§ PROBLEM STATEMENT:
Give back the full listing, character for character, with no pictures.

- - -

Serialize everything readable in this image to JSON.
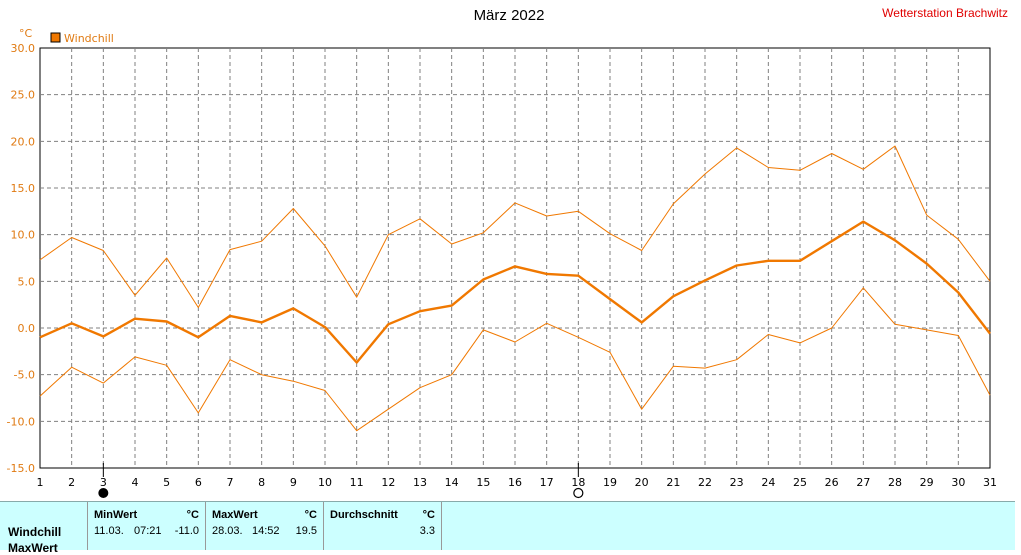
{
  "header": {
    "title": "März 2022",
    "station": "Wetterstation Brachwitz"
  },
  "legend": {
    "unit": "°C",
    "label": "Windchill",
    "color": "#f07800"
  },
  "moon_phases": {
    "new_moon_day": 3,
    "full_moon_day": 18
  },
  "chart_data": {
    "type": "line",
    "x": [
      1,
      2,
      3,
      4,
      5,
      6,
      7,
      8,
      9,
      10,
      11,
      12,
      13,
      14,
      15,
      16,
      17,
      18,
      19,
      20,
      21,
      22,
      23,
      24,
      25,
      26,
      27,
      28,
      29,
      30,
      31
    ],
    "xlim": [
      1,
      31
    ],
    "ylim": [
      -15,
      30
    ],
    "yticks": [
      "30.0",
      "25.0",
      "20.0",
      "15.0",
      "10.0",
      "5.0",
      "0.0",
      "-5.0",
      "-10.0",
      "-15.0"
    ],
    "ylabel": "°C",
    "grid": true,
    "legend_position": "top-left",
    "series": [
      {
        "name": "Windchill",
        "role": "max",
        "values": [
          7.3,
          9.7,
          8.3,
          3.5,
          7.5,
          2.2,
          8.4,
          9.3,
          12.8,
          8.8,
          3.3,
          10.0,
          11.7,
          9.0,
          10.2,
          13.4,
          12.0,
          12.5,
          10.1,
          8.3,
          13.3,
          16.5,
          19.3,
          17.2,
          16.9,
          18.7,
          17.0,
          19.5,
          12.1,
          9.5,
          5.0
        ]
      },
      {
        "name": "Windchill",
        "role": "mean",
        "values": [
          -1.0,
          0.5,
          -0.9,
          1.0,
          0.7,
          -1.0,
          1.3,
          0.6,
          2.1,
          0.1,
          -3.7,
          0.4,
          1.8,
          2.4,
          5.2,
          6.6,
          5.8,
          5.6,
          3.1,
          0.6,
          3.4,
          5.1,
          6.7,
          7.2,
          7.2,
          9.3,
          11.4,
          9.4,
          6.9,
          3.8,
          -0.6
        ]
      },
      {
        "name": "Windchill",
        "role": "min",
        "values": [
          -7.3,
          -4.2,
          -5.9,
          -3.1,
          -4.0,
          -9.1,
          -3.4,
          -5.0,
          -5.7,
          -6.7,
          -11.0,
          -8.7,
          -6.4,
          -5.0,
          -0.2,
          -1.5,
          0.5,
          -1.0,
          -2.6,
          -8.7,
          -4.1,
          -4.3,
          -3.4,
          -0.7,
          -1.6,
          0.0,
          4.3,
          0.4,
          -0.2,
          -0.8,
          -7.2
        ]
      }
    ]
  },
  "stats": {
    "rows": [
      {
        "label": "Windchill"
      },
      {
        "label": "MaxWert"
      }
    ],
    "min": {
      "header": "MinWert",
      "unit": "°C",
      "date": "11.03.",
      "time": "07:21",
      "value": "-11.0"
    },
    "max": {
      "header": "MaxWert",
      "unit": "°C",
      "date": "28.03.",
      "time": "14:52",
      "value": "19.5"
    },
    "avg": {
      "header": "Durchschnitt",
      "unit": "°C",
      "value": "3.3"
    }
  }
}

- - -

§ RESPONSE:
Serialize everything readable in this image to JSON.
{
  "header": {
    "title": "März 2022",
    "station": "Wetterstation Brachwitz"
  },
  "legend": {
    "unit": "°C",
    "label": "Windchill",
    "color": "#f07800"
  },
  "moon_phases": {
    "new_moon_day": 3,
    "full_moon_day": 18
  },
  "chart_data": {
    "type": "line",
    "x": [
      1,
      2,
      3,
      4,
      5,
      6,
      7,
      8,
      9,
      10,
      11,
      12,
      13,
      14,
      15,
      16,
      17,
      18,
      19,
      20,
      21,
      22,
      23,
      24,
      25,
      26,
      27,
      28,
      29,
      30,
      31
    ],
    "xlim": [
      1,
      31
    ],
    "ylim": [
      -15,
      30
    ],
    "yticks": [
      "30.0",
      "25.0",
      "20.0",
      "15.0",
      "10.0",
      "5.0",
      "0.0",
      "-5.0",
      "-10.0",
      "-15.0"
    ],
    "ylabel": "°C",
    "grid": true,
    "legend_position": "top-left",
    "series": [
      {
        "name": "Windchill",
        "role": "max",
        "values": [
          7.3,
          9.7,
          8.3,
          3.5,
          7.5,
          2.2,
          8.4,
          9.3,
          12.8,
          8.8,
          3.3,
          10.0,
          11.7,
          9.0,
          10.2,
          13.4,
          12.0,
          12.5,
          10.1,
          8.3,
          13.3,
          16.5,
          19.3,
          17.2,
          16.9,
          18.7,
          17.0,
          19.5,
          12.1,
          9.5,
          5.0
        ]
      },
      {
        "name": "Windchill",
        "role": "mean",
        "values": [
          -1.0,
          0.5,
          -0.9,
          1.0,
          0.7,
          -1.0,
          1.3,
          0.6,
          2.1,
          0.1,
          -3.7,
          0.4,
          1.8,
          2.4,
          5.2,
          6.6,
          5.8,
          5.6,
          3.1,
          0.6,
          3.4,
          5.1,
          6.7,
          7.2,
          7.2,
          9.3,
          11.4,
          9.4,
          6.9,
          3.8,
          -0.6
        ]
      },
      {
        "name": "Windchill",
        "role": "min",
        "values": [
          -7.3,
          -4.2,
          -5.9,
          -3.1,
          -4.0,
          -9.1,
          -3.4,
          -5.0,
          -5.7,
          -6.7,
          -11.0,
          -8.7,
          -6.4,
          -5.0,
          -0.2,
          -1.5,
          0.5,
          -1.0,
          -2.6,
          -8.7,
          -4.1,
          -4.3,
          -3.4,
          -0.7,
          -1.6,
          0.0,
          4.3,
          0.4,
          -0.2,
          -0.8,
          -7.2
        ]
      }
    ]
  },
  "stats": {
    "rows": [
      {
        "label": "Windchill"
      },
      {
        "label": "MaxWert"
      }
    ],
    "min": {
      "header": "MinWert",
      "unit": "°C",
      "date": "11.03.",
      "time": "07:21",
      "value": "-11.0"
    },
    "max": {
      "header": "MaxWert",
      "unit": "°C",
      "date": "28.03.",
      "time": "14:52",
      "value": "19.5"
    },
    "avg": {
      "header": "Durchschnitt",
      "unit": "°C",
      "value": "3.3"
    }
  }
}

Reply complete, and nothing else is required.